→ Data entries
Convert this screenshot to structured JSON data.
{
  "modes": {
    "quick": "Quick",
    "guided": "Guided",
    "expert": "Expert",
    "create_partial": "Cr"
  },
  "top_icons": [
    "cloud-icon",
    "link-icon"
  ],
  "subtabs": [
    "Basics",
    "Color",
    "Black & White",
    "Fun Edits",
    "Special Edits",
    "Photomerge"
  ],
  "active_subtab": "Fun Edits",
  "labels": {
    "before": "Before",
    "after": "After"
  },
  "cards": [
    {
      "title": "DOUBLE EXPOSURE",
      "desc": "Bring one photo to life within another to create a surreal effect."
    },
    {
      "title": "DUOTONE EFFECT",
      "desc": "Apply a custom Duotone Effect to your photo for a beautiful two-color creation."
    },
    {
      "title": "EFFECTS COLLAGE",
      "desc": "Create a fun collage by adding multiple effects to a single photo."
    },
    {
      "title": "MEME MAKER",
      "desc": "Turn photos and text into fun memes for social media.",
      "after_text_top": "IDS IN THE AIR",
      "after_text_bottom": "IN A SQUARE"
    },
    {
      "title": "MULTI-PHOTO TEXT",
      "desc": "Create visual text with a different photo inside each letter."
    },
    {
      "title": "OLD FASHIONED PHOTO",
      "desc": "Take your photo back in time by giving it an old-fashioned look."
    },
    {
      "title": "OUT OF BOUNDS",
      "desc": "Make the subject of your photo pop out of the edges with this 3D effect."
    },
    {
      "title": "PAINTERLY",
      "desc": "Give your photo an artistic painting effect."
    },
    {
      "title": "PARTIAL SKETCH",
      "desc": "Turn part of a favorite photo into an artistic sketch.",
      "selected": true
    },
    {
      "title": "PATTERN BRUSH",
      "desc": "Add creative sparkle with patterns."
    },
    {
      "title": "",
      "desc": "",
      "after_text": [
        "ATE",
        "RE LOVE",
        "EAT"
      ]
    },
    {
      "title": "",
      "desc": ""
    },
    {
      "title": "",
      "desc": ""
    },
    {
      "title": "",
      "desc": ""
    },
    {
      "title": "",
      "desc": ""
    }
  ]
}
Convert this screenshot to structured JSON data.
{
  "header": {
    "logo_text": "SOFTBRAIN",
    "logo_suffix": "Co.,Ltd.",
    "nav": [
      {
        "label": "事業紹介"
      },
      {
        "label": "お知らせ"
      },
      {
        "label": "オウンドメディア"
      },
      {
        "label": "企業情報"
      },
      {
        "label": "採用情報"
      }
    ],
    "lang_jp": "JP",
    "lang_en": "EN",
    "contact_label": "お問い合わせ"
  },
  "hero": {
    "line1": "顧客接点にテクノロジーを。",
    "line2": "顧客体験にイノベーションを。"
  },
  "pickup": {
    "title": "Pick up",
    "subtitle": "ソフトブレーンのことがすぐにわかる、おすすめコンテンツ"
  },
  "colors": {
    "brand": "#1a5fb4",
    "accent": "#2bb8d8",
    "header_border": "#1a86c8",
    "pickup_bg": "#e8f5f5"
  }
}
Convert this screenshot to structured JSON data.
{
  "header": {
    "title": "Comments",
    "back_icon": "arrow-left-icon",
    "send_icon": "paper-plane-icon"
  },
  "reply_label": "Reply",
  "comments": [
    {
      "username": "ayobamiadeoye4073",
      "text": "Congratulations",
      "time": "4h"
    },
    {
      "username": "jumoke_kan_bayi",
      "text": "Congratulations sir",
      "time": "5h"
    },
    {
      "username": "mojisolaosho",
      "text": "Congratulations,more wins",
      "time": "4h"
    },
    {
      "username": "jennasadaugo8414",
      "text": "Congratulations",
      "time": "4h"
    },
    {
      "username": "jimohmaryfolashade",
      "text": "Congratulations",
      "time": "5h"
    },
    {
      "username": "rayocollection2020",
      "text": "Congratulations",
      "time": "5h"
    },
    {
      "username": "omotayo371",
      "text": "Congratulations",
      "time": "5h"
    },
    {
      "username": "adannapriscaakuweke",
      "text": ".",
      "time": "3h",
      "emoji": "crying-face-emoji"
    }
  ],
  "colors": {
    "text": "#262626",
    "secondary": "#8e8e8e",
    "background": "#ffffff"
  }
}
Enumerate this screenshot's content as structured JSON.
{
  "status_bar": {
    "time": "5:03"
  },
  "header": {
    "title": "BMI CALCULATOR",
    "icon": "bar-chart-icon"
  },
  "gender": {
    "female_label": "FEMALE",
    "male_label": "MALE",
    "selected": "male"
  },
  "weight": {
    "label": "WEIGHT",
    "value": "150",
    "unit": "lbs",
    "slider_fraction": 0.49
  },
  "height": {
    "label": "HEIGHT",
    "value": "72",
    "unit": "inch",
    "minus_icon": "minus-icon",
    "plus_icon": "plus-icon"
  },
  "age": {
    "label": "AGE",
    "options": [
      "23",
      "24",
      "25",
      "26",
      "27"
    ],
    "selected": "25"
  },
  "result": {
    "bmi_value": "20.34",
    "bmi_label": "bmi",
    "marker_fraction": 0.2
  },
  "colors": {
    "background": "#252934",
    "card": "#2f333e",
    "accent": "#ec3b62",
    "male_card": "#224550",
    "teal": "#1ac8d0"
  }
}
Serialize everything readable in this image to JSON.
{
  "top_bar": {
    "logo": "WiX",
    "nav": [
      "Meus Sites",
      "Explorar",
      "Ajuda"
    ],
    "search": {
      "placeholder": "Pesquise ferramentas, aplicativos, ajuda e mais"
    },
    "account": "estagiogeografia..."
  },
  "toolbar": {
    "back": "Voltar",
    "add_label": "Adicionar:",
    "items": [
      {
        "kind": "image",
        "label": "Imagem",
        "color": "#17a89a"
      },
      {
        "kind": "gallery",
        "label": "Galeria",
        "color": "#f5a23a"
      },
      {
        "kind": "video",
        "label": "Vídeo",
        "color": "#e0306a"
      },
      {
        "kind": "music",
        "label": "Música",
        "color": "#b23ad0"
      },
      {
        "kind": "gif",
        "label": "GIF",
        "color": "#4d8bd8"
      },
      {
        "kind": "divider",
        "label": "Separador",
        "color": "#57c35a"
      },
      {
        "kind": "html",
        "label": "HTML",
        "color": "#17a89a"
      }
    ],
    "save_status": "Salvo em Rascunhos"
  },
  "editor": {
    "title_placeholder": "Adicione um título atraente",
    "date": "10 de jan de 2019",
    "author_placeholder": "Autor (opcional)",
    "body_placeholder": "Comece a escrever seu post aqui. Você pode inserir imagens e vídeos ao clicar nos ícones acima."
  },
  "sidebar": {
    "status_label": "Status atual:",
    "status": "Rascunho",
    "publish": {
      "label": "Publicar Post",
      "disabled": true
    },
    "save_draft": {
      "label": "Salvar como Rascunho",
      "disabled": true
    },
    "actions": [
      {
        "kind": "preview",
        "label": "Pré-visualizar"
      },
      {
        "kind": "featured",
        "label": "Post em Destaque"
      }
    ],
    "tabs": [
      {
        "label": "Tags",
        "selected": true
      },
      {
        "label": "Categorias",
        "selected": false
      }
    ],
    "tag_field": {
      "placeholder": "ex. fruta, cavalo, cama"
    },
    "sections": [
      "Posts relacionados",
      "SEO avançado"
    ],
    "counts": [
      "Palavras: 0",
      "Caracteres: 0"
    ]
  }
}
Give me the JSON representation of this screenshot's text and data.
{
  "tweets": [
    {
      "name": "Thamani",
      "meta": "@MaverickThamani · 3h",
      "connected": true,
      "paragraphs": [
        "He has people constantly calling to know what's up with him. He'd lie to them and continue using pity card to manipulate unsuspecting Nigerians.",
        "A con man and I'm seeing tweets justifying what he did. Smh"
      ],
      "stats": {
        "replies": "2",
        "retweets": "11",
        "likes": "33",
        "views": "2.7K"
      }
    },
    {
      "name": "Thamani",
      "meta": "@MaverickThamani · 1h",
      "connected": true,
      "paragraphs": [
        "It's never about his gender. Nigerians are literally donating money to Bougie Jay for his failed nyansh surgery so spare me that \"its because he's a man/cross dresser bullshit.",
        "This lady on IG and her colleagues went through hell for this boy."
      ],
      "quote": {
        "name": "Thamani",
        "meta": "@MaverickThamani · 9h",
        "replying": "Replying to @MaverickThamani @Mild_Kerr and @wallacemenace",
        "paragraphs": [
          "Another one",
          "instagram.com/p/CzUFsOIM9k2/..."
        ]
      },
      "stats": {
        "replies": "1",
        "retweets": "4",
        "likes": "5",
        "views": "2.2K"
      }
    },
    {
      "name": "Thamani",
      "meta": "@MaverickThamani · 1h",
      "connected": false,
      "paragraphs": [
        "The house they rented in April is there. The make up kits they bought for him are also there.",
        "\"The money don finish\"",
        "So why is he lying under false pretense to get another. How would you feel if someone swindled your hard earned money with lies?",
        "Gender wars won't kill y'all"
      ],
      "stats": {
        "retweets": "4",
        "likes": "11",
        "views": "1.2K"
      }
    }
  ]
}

→ Aim
Each line above that includes "selected" should be shown.

→ Answer
      "selected": true
    "selected": "male"
    "selected": "25"
        "selected": true
        "selected": false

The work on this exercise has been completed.